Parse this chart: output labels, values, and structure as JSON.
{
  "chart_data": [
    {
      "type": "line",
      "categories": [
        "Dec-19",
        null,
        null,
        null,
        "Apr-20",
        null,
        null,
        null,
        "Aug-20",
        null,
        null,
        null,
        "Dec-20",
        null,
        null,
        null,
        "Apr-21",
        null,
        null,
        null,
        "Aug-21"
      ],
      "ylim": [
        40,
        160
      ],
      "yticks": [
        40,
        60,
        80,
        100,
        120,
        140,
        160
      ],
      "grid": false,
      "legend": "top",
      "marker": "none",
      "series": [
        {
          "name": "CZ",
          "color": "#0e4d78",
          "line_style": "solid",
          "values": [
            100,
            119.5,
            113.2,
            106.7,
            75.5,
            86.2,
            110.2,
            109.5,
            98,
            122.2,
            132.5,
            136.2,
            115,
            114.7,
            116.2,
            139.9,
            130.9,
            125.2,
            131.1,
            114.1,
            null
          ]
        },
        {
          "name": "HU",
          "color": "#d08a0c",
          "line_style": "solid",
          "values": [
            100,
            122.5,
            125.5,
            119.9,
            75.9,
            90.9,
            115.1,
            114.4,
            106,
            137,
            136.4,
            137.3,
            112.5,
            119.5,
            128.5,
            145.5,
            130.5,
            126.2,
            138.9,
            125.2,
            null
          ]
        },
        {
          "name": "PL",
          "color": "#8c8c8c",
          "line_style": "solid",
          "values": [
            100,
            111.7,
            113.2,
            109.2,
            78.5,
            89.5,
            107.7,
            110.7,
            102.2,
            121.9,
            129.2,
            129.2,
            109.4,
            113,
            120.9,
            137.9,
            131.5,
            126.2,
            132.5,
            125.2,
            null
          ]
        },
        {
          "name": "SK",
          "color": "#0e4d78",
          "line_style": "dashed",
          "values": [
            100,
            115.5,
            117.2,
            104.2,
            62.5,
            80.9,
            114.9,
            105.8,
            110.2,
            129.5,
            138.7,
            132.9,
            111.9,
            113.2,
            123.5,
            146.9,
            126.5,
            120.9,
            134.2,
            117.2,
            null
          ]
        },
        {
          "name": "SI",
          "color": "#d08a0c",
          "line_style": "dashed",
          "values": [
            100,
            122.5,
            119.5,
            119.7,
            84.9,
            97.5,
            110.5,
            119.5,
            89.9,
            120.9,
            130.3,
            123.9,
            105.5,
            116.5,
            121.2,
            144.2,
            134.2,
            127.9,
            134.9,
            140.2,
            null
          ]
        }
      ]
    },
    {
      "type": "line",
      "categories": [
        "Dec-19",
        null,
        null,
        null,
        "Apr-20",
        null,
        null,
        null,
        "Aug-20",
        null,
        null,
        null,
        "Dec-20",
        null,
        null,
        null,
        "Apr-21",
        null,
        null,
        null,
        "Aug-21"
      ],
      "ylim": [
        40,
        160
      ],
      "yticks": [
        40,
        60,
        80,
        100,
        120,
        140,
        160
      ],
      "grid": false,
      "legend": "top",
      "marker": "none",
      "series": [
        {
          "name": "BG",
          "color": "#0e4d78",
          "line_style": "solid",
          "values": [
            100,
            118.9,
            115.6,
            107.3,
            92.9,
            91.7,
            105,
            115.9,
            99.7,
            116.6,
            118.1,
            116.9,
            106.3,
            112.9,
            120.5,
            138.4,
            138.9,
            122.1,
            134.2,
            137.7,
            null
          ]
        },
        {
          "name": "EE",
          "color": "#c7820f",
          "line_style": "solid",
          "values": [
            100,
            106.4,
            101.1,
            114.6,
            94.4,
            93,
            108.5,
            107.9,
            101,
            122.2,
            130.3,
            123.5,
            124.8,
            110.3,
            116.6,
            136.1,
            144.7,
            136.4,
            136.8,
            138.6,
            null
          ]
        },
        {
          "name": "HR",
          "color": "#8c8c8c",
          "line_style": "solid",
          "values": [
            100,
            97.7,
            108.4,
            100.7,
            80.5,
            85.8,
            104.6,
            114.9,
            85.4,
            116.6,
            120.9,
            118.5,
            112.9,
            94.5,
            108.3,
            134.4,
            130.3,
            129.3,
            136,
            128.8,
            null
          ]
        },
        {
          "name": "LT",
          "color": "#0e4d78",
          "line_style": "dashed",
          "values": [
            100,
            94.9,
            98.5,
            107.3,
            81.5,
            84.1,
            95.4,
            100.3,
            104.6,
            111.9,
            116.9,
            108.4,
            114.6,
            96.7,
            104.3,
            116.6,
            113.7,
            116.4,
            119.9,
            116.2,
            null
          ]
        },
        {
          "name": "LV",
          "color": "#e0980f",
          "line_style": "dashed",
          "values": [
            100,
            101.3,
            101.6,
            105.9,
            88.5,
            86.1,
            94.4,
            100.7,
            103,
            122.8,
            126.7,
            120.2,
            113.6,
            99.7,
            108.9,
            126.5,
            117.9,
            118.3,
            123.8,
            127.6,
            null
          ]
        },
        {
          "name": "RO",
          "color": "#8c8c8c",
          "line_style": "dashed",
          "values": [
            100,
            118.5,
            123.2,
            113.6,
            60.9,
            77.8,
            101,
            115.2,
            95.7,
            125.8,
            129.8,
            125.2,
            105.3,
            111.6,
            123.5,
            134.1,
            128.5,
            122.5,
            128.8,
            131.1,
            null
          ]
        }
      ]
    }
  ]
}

____

Go through the listing and print each line exactly as it appears.

• Finished exercise:
Parse this chart: output labels, values, and structure as JSON.
{
  "chart_data": [
    {
      "type": "line",
      "categories": [
        "Dec-19",
        null,
        null,
        null,
        "Apr-20",
        null,
        null,
        null,
        "Aug-20",
        null,
        null,
        null,
        "Dec-20",
        null,
        null,
        null,
        "Apr-21",
        null,
        null,
        null,
        "Aug-21"
      ],
      "ylim": [
        40,
        160
      ],
      "yticks": [
        40,
        60,
        80,
        100,
        120,
        140,
        160
      ],
      "grid": false,
      "legend": "top",
      "marker": "none",
      "series": [
        {
          "name": "CZ",
          "color": "#0e4d78",
          "line_style": "solid",
          "values": [
            100,
            119.5,
            113.2,
            106.7,
            75.5,
            86.2,
            110.2,
            109.5,
            98,
            122.2,
            132.5,
            136.2,
            115,
            114.7,
            116.2,
            139.9,
            130.9,
            125.2,
            131.1,
            114.1,
            null
          ]
        },
        {
          "name": "HU",
          "color": "#d08a0c",
          "line_style": "solid",
          "values": [
            100,
            122.5,
            125.5,
            119.9,
            75.9,
            90.9,
            115.1,
            114.4,
            106,
            137,
            136.4,
            137.3,
            112.5,
            119.5,
            128.5,
            145.5,
            130.5,
            126.2,
            138.9,
            125.2,
            null
          ]
        },
        {
          "name": "PL",
          "color": "#8c8c8c",
          "line_style": "solid",
          "values": [
            100,
            111.7,
            113.2,
            109.2,
            78.5,
            89.5,
            107.7,
            110.7,
            102.2,
            121.9,
            129.2,
            129.2,
            109.4,
            113,
            120.9,
            137.9,
            131.5,
            126.2,
            132.5,
            125.2,
            null
          ]
        },
        {
          "name": "SK",
          "color": "#0e4d78",
          "line_style": "dashed",
          "values": [
            100,
            115.5,
            117.2,
            104.2,
            62.5,
            80.9,
            114.9,
            105.8,
            110.2,
            129.5,
            138.7,
            132.9,
            111.9,
            113.2,
            123.5,
            146.9,
            126.5,
            120.9,
            134.2,
            117.2,
            null
          ]
        },
        {
          "name": "SI",
          "color": "#d08a0c",
          "line_style": "dashed",
          "values": [
            100,
            122.5,
            119.5,
            119.7,
            84.9,
            97.5,
            110.5,
            119.5,
            89.9,
            120.9,
            130.3,
            123.9,
            105.5,
            116.5,
            121.2,
            144.2,
            134.2,
            127.9,
            134.9,
            140.2,
            null
          ]
        }
      ]
    },
    {
      "type": "line",
      "categories": [
        "Dec-19",
        null,
        null,
        null,
        "Apr-20",
        null,
        null,
        null,
        "Aug-20",
        null,
        null,
        null,
        "Dec-20",
        null,
        null,
        null,
        "Apr-21",
        null,
        null,
        null,
        "Aug-21"
      ],
      "ylim": [
        40,
        160
      ],
      "yticks": [
        40,
        60,
        80,
        100,
        120,
        140,
        160
      ],
      "grid": false,
      "legend": "top",
      "marker": "none",
      "series": [
        {
          "name": "BG",
          "color": "#0e4d78",
          "line_style": "solid",
          "values": [
            100,
            118.9,
            115.6,
            107.3,
            92.9,
            91.7,
            105,
            115.9,
            99.7,
            116.6,
            118.1,
            116.9,
            106.3,
            112.9,
            120.5,
            138.4,
            138.9,
            122.1,
            134.2,
            137.7,
            null
          ]
        },
        {
          "name": "EE",
          "color": "#c7820f",
          "line_style": "solid",
          "values": [
            100,
            106.4,
            101.1,
            114.6,
            94.4,
            93,
            108.5,
            107.9,
            101,
            122.2,
            130.3,
            123.5,
            124.8,
            110.3,
            116.6,
            136.1,
            144.7,
            136.4,
            136.8,
            138.6,
            null
          ]
        },
        {
          "name": "HR",
          "color": "#8c8c8c",
          "line_style": "solid",
          "values": [
            100,
            97.7,
            108.4,
            100.7,
            80.5,
            85.8,
            104.6,
            114.9,
            85.4,
            116.6,
            120.9,
            118.5,
            112.9,
            94.5,
            108.3,
            134.4,
            130.3,
            129.3,
            136,
            128.8,
            null
          ]
        },
        {
          "name": "LT",
          "color": "#0e4d78",
          "line_style": "dashed",
          "values": [
            100,
            94.9,
            98.5,
            107.3,
            81.5,
            84.1,
            95.4,
            100.3,
            104.6,
            111.9,
            116.9,
            108.4,
            114.6,
            96.7,
            104.3,
            116.6,
            113.7,
            116.4,
            119.9,
            116.2,
            null
          ]
        },
        {
          "name": "LV",
          "color": "#e0980f",
          "line_style": "dashed",
          "values": [
            100,
            101.3,
            101.6,
            105.9,
            88.5,
            86.1,
            94.4,
            100.7,
            103,
            122.8,
            126.7,
            120.2,
            113.6,
            99.7,
            108.9,
            126.5,
            117.9,
            118.3,
            123.8,
            127.6,
            null
          ]
        },
        {
          "name": "RO",
          "color": "#8c8c8c",
          "line_style": "dashed",
          "values": [
            100,
            118.5,
            123.2,
            113.6,
            60.9,
            77.8,
            101,
            115.2,
            95.7,
            125.8,
            129.8,
            125.2,
            105.3,
            111.6,
            123.5,
            134.1,
            128.5,
            122.5,
            128.8,
            131.1,
            null
          ]
        }
      ]
    }
  ]
}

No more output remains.